§ Dataset rows:

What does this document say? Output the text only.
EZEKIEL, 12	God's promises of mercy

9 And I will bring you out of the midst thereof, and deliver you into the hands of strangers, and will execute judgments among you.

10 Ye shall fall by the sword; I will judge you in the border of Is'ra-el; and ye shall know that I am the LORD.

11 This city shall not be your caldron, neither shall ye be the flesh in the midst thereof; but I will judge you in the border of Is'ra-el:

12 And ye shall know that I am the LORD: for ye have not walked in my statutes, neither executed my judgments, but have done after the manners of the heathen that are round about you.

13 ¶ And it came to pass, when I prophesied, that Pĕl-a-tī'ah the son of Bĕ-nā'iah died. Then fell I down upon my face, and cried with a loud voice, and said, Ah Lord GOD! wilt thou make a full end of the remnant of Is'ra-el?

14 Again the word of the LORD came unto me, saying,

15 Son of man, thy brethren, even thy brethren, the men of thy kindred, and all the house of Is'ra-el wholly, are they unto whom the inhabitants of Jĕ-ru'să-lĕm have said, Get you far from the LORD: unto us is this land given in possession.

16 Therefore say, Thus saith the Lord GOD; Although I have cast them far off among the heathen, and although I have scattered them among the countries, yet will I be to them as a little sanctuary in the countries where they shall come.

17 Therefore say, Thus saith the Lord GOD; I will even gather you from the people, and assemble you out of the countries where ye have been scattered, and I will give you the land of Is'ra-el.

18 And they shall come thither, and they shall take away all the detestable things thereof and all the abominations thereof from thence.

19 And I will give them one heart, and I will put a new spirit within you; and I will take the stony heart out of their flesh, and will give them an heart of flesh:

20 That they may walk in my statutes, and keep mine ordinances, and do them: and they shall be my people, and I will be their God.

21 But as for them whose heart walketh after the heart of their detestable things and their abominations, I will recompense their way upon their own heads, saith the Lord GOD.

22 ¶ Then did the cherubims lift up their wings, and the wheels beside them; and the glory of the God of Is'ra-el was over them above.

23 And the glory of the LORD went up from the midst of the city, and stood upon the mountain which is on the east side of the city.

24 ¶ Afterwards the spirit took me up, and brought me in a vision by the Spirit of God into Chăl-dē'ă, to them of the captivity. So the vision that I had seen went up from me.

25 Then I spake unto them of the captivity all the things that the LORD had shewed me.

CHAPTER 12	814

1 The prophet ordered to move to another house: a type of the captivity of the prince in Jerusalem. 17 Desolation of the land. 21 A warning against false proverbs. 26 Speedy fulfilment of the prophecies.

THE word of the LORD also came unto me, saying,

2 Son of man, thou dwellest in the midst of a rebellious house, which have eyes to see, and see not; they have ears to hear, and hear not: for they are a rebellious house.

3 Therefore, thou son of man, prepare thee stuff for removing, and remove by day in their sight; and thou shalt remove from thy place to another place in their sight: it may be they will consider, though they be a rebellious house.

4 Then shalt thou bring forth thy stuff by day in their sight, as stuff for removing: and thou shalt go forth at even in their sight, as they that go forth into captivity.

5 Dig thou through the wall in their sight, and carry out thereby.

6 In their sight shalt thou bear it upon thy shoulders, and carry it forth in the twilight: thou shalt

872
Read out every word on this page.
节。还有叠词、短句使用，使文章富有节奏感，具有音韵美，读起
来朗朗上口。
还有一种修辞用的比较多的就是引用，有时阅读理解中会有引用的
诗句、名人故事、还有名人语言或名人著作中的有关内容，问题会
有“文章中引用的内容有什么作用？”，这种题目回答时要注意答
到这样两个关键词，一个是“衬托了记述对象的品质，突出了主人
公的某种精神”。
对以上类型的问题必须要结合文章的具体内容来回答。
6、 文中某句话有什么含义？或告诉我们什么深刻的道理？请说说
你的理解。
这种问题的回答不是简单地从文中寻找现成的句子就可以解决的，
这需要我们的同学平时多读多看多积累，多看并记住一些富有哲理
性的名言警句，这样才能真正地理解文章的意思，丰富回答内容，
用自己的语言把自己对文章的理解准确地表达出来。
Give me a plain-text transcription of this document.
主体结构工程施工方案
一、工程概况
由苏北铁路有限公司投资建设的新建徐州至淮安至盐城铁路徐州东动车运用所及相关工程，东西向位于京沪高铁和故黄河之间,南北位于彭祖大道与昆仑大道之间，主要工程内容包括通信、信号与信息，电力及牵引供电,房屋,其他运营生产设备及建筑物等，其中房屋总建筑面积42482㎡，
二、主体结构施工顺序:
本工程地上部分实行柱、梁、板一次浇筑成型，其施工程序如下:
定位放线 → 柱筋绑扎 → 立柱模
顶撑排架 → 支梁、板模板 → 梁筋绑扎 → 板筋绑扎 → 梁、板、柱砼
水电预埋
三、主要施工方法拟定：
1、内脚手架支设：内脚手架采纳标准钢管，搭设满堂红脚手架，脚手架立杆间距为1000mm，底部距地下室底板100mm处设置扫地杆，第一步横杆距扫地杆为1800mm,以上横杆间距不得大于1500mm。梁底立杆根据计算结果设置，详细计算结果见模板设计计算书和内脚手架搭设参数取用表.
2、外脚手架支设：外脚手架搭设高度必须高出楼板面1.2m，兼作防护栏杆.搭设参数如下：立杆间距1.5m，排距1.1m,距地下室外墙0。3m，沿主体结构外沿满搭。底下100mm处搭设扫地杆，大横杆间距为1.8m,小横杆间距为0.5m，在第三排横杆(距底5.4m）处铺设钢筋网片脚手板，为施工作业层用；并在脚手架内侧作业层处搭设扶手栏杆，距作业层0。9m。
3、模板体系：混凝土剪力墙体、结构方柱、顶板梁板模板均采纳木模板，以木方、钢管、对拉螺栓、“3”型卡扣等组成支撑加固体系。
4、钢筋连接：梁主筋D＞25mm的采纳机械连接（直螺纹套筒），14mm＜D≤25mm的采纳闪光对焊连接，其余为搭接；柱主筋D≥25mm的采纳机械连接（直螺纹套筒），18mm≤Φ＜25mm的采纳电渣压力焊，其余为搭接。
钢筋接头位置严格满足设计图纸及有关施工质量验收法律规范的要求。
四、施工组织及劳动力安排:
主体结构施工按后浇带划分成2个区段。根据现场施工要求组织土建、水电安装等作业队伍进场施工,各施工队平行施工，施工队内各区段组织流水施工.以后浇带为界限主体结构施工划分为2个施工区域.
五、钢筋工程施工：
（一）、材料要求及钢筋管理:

§ TASK GOAL:
Print the listing above in its entirety, with every line exact.

§ RESULT OF THIS EXERCISE:
What does this document say? Output the text only.
EZEKIEL, 12	God's promises of mercy

9 And I will bring you out of the midst thereof, and deliver you into the hands of strangers, and will execute judgments among you.

10 Ye shall fall by the sword; I will judge you in the border of Is'ra-el; and ye shall know that I am the LORD.

11 This city shall not be your caldron, neither shall ye be the flesh in the midst thereof; but I will judge you in the border of Is'ra-el:

12 And ye shall know that I am the LORD: for ye have not walked in my statutes, neither executed my judgments, but have done after the manners of the heathen that are round about you.

13 ¶ And it came to pass, when I prophesied, that Pĕl-a-tī'ah the son of Bĕ-nā'iah died. Then fell I down upon my face, and cried with a loud voice, and said, Ah Lord GOD! wilt thou make a full end of the remnant of Is'ra-el?

14 Again the word of the LORD came unto me, saying,

15 Son of man, thy brethren, even thy brethren, the men of thy kindred, and all the house of Is'ra-el wholly, are they unto whom the inhabitants of Jĕ-ru'să-lĕm have said, Get you far from the LORD: unto us is this land given in possession.

16 Therefore say, Thus saith the Lord GOD; Although I have cast them far off among the heathen, and although I have scattered them among the countries, yet will I be to them as a little sanctuary in the countries where they shall come.

17 Therefore say, Thus saith the Lord GOD; I will even gather you from the people, and assemble you out of the countries where ye have been scattered, and I will give you the land of Is'ra-el.

18 And they shall come thither, and they shall take away all the detestable things thereof and all the abominations thereof from thence.

19 And I will give them one heart, and I will put a new spirit within you; and I will take the stony heart out of their flesh, and will give them an heart of flesh:

20 That they may walk in my statutes, and keep mine ordinances, and do them: and they shall be my people, and I will be their God.

21 But as for them whose heart walketh after the heart of their detestable things and their abominations, I will recompense their way upon their own heads, saith the Lord GOD.

22 ¶ Then did the cherubims lift up their wings, and the wheels beside them; and the glory of the God of Is'ra-el was over them above.

23 And the glory of the LORD went up from the midst of the city, and stood upon the mountain which is on the east side of the city.

24 ¶ Afterwards the spirit took me up, and brought me in a vision by the Spirit of God into Chăl-dē'ă, to them of the captivity. So the vision that I had seen went up from me.

25 Then I spake unto them of the captivity all the things that the LORD had shewed me.

CHAPTER 12	814

1 The prophet ordered to move to another house: a type of the captivity of the prince in Jerusalem. 17 Desolation of the land. 21 A warning against false proverbs. 26 Speedy fulfilment of the prophecies.

THE word of the LORD also came unto me, saying,

2 Son of man, thou dwellest in the midst of a rebellious house, which have eyes to see, and see not; they have ears to hear, and hear not: for they are a rebellious house.

3 Therefore, thou son of man, prepare thee stuff for removing, and remove by day in their sight; and thou shalt remove from thy place to another place in their sight: it may be they will consider, though they be a rebellious house.

4 Then shalt thou bring forth thy stuff by day in their sight, as stuff for removing: and thou shalt go forth at even in their sight, as they that go forth into captivity.

5 Dig thou through the wall in their sight, and carry out thereby.

6 In their sight shalt thou bear it upon thy shoulders, and carry it forth in the twilight: thou shalt

872
Read out every word on this page.
节。还有叠词、短句使用，使文章富有节奏感，具有音韵美，读起
来朗朗上口。
还有一种修辞用的比较多的就是引用，有时阅读理解中会有引用的
诗句、名人故事、还有名人语言或名人著作中的有关内容，问题会
有“文章中引用的内容有什么作用？”，这种题目回答时要注意答
到这样两个关键词，一个是“衬托了记述对象的品质，突出了主人
公的某种精神”。
对以上类型的问题必须要结合文章的具体内容来回答。
6、 文中某句话有什么含义？或告诉我们什么深刻的道理？请说说
你的理解。
这种问题的回答不是简单地从文中寻找现成的句子就可以解决的，
这需要我们的同学平时多读多看多积累，多看并记住一些富有哲理
性的名言警句，这样才能真正地理解文章的意思，丰富回答内容，
用自己的语言把自己对文章的理解准确地表达出来。
Give me a plain-text transcription of this document.
主体结构工程施工方案
一、工程概况
由苏北铁路有限公司投资建设的新建徐州至淮安至盐城铁路徐州东动车运用所及相关工程，东西向位于京沪高铁和故黄河之间,南北位于彭祖大道与昆仑大道之间，主要工程内容包括通信、信号与信息，电力及牵引供电,房屋,其他运营生产设备及建筑物等，其中房屋总建筑面积42482㎡，
二、主体结构施工顺序:
本工程地上部分实行柱、梁、板一次浇筑成型，其施工程序如下:
定位放线 → 柱筋绑扎 → 立柱模
顶撑排架 → 支梁、板模板 → 梁筋绑扎 → 板筋绑扎 → 梁、板、柱砼
水电预埋
三、主要施工方法拟定：
1、内脚手架支设：内脚手架采纳标准钢管，搭设满堂红脚手架，脚手架立杆间距为1000mm，底部距地下室底板100mm处设置扫地杆，第一步横杆距扫地杆为1800mm,以上横杆间距不得大于1500mm。梁底立杆根据计算结果设置，详细计算结果见模板设计计算书和内脚手架搭设参数取用表.
2、外脚手架支设：外脚手架搭设高度必须高出楼板面1.2m，兼作防护栏杆.搭设参数如下：立杆间距1.5m，排距1.1m,距地下室外墙0。3m，沿主体结构外沿满搭。底下100mm处搭设扫地杆，大横杆间距为1.8m,小横杆间距为0.5m，在第三排横杆(距底5.4m）处铺设钢筋网片脚手板，为施工作业层用；并在脚手架内侧作业层处搭设扶手栏杆，距作业层0。9m。
3、模板体系：混凝土剪力墙体、结构方柱、顶板梁板模板均采纳木模板，以木方、钢管、对拉螺栓、“3”型卡扣等组成支撑加固体系。
4、钢筋连接：梁主筋D＞25mm的采纳机械连接（直螺纹套筒），14mm＜D≤25mm的采纳闪光对焊连接，其余为搭接；柱主筋D≥25mm的采纳机械连接（直螺纹套筒），18mm≤Φ＜25mm的采纳电渣压力焊，其余为搭接。
钢筋接头位置严格满足设计图纸及有关施工质量验收法律规范的要求。
四、施工组织及劳动力安排:
主体结构施工按后浇带划分成2个区段。根据现场施工要求组织土建、水电安装等作业队伍进场施工,各施工队平行施工，施工队内各区段组织流水施工.以后浇带为界限主体结构施工划分为2个施工区域.
五、钢筋工程施工：
（一）、材料要求及钢筋管理:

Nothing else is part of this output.